Problem description. Omit the images, then output each of the records below exactly.

-- Start Source material --

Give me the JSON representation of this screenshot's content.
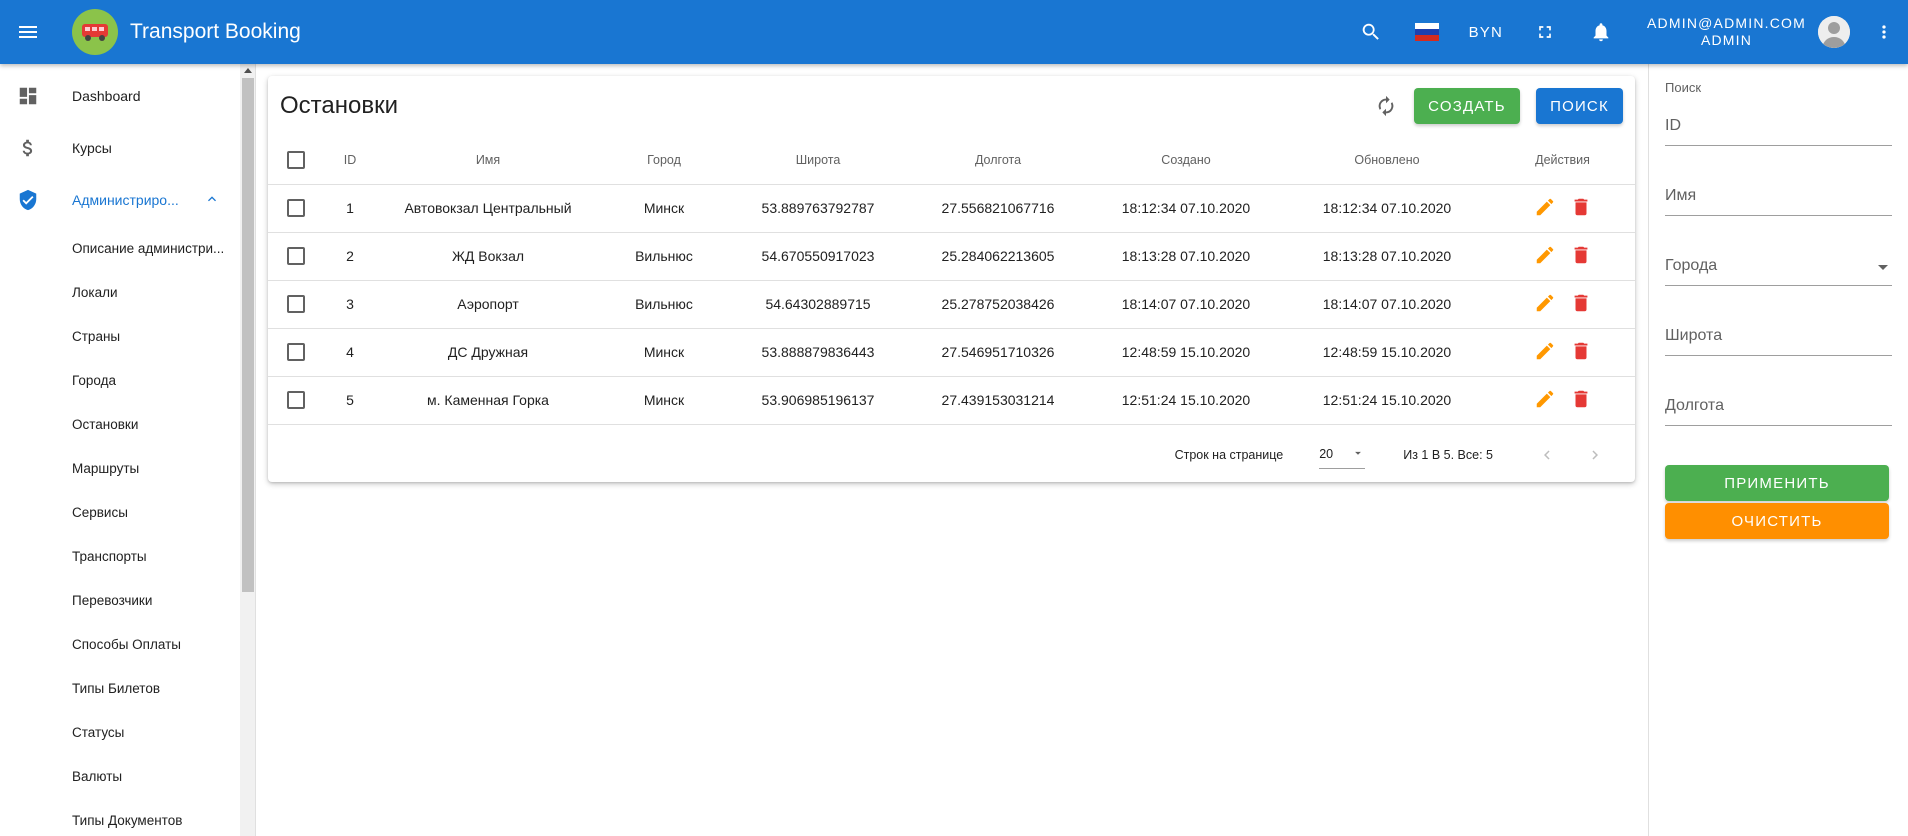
{
  "app": {
    "title": "Transport Booking",
    "currency": "BYN",
    "user_email": "ADMIN@ADMIN.COM",
    "user_role": "ADMIN",
    "accent_color": "#1976d2"
  },
  "sidebar": {
    "items": [
      {
        "label": "Dashboard",
        "icon": "dashboard-icon"
      },
      {
        "label": "Курсы",
        "icon": "dollar-icon"
      },
      {
        "label": "Администриро...",
        "icon": "shield-icon",
        "active": true,
        "expanded": true
      }
    ],
    "subitems": [
      "Описание администри...",
      "Локали",
      "Страны",
      "Города",
      "Остановки",
      "Маршруты",
      "Сервисы",
      "Транспорты",
      "Перевозчики",
      "Способы Оплаты",
      "Типы Билетов",
      "Статусы",
      "Валюты",
      "Типы Документов"
    ]
  },
  "main": {
    "title": "Остановки",
    "create_label": "СОЗДАТЬ",
    "search_label": "ПОИСК",
    "columns": [
      "ID",
      "Имя",
      "Город",
      "Широта",
      "Долгота",
      "Создано",
      "Обновлено",
      "Действия"
    ],
    "rows": [
      {
        "id": "1",
        "name": "Автовокзал Центральный",
        "city": "Минск",
        "lat": "53.889763792787",
        "lon": "27.556821067716",
        "created": "18:12:34 07.10.2020",
        "updated": "18:12:34 07.10.2020"
      },
      {
        "id": "2",
        "name": "ЖД Вокзал",
        "city": "Вильнюс",
        "lat": "54.670550917023",
        "lon": "25.284062213605",
        "created": "18:13:28 07.10.2020",
        "updated": "18:13:28 07.10.2020"
      },
      {
        "id": "3",
        "name": "Аэропорт",
        "city": "Вильнюс",
        "lat": "54.64302889715",
        "lon": "25.278752038426",
        "created": "18:14:07 07.10.2020",
        "updated": "18:14:07 07.10.2020"
      },
      {
        "id": "4",
        "name": "ДС Дружная",
        "city": "Минск",
        "lat": "53.888879836443",
        "lon": "27.546951710326",
        "created": "12:48:59 15.10.2020",
        "updated": "12:48:59 15.10.2020"
      },
      {
        "id": "5",
        "name": "м. Каменная Горка",
        "city": "Минск",
        "lat": "53.906985196137",
        "lon": "27.439153031214",
        "created": "12:51:24 15.10.2020",
        "updated": "12:51:24 15.10.2020"
      }
    ],
    "footer": {
      "rows_per_page_label": "Строк на странице",
      "rows_per_page_value": "20",
      "page_info": "Из 1 В 5. Все: 5"
    }
  },
  "filters": {
    "title": "Поиск",
    "fields": [
      "ID",
      "Имя",
      "Города",
      "Широта",
      "Долгота"
    ],
    "apply_label": "ПРИМЕНИТЬ",
    "clear_label": "ОЧИСТИТЬ"
  }
}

-- End Source material --

Solution to this problem.
Give me the JSON representation of this screenshot's content.
{
  "app": {
    "title": "Transport Booking",
    "currency": "BYN",
    "user_email": "ADMIN@ADMIN.COM",
    "user_role": "ADMIN",
    "accent_color": "#1976d2"
  },
  "sidebar": {
    "items": [
      {
        "label": "Dashboard",
        "icon": "dashboard-icon"
      },
      {
        "label": "Курсы",
        "icon": "dollar-icon"
      },
      {
        "label": "Администриро...",
        "icon": "shield-icon",
        "active": true,
        "expanded": true
      }
    ],
    "subitems": [
      "Описание администри...",
      "Локали",
      "Страны",
      "Города",
      "Остановки",
      "Маршруты",
      "Сервисы",
      "Транспорты",
      "Перевозчики",
      "Способы Оплаты",
      "Типы Билетов",
      "Статусы",
      "Валюты",
      "Типы Документов"
    ]
  },
  "main": {
    "title": "Остановки",
    "create_label": "СОЗДАТЬ",
    "search_label": "ПОИСК",
    "columns": [
      "ID",
      "Имя",
      "Город",
      "Широта",
      "Долгота",
      "Создано",
      "Обновлено",
      "Действия"
    ],
    "rows": [
      {
        "id": "1",
        "name": "Автовокзал Центральный",
        "city": "Минск",
        "lat": "53.889763792787",
        "lon": "27.556821067716",
        "created": "18:12:34 07.10.2020",
        "updated": "18:12:34 07.10.2020"
      },
      {
        "id": "2",
        "name": "ЖД Вокзал",
        "city": "Вильнюс",
        "lat": "54.670550917023",
        "lon": "25.284062213605",
        "created": "18:13:28 07.10.2020",
        "updated": "18:13:28 07.10.2020"
      },
      {
        "id": "3",
        "name": "Аэропорт",
        "city": "Вильнюс",
        "lat": "54.64302889715",
        "lon": "25.278752038426",
        "created": "18:14:07 07.10.2020",
        "updated": "18:14:07 07.10.2020"
      },
      {
        "id": "4",
        "name": "ДС Дружная",
        "city": "Минск",
        "lat": "53.888879836443",
        "lon": "27.546951710326",
        "created": "12:48:59 15.10.2020",
        "updated": "12:48:59 15.10.2020"
      },
      {
        "id": "5",
        "name": "м. Каменная Горка",
        "city": "Минск",
        "lat": "53.906985196137",
        "lon": "27.439153031214",
        "created": "12:51:24 15.10.2020",
        "updated": "12:51:24 15.10.2020"
      }
    ],
    "footer": {
      "rows_per_page_label": "Строк на странице",
      "rows_per_page_value": "20",
      "page_info": "Из 1 В 5. Все: 5"
    }
  },
  "filters": {
    "title": "Поиск",
    "fields": [
      "ID",
      "Имя",
      "Города",
      "Широта",
      "Долгота"
    ],
    "apply_label": "ПРИМЕНИТЬ",
    "clear_label": "ОЧИСТИТЬ"
  }
}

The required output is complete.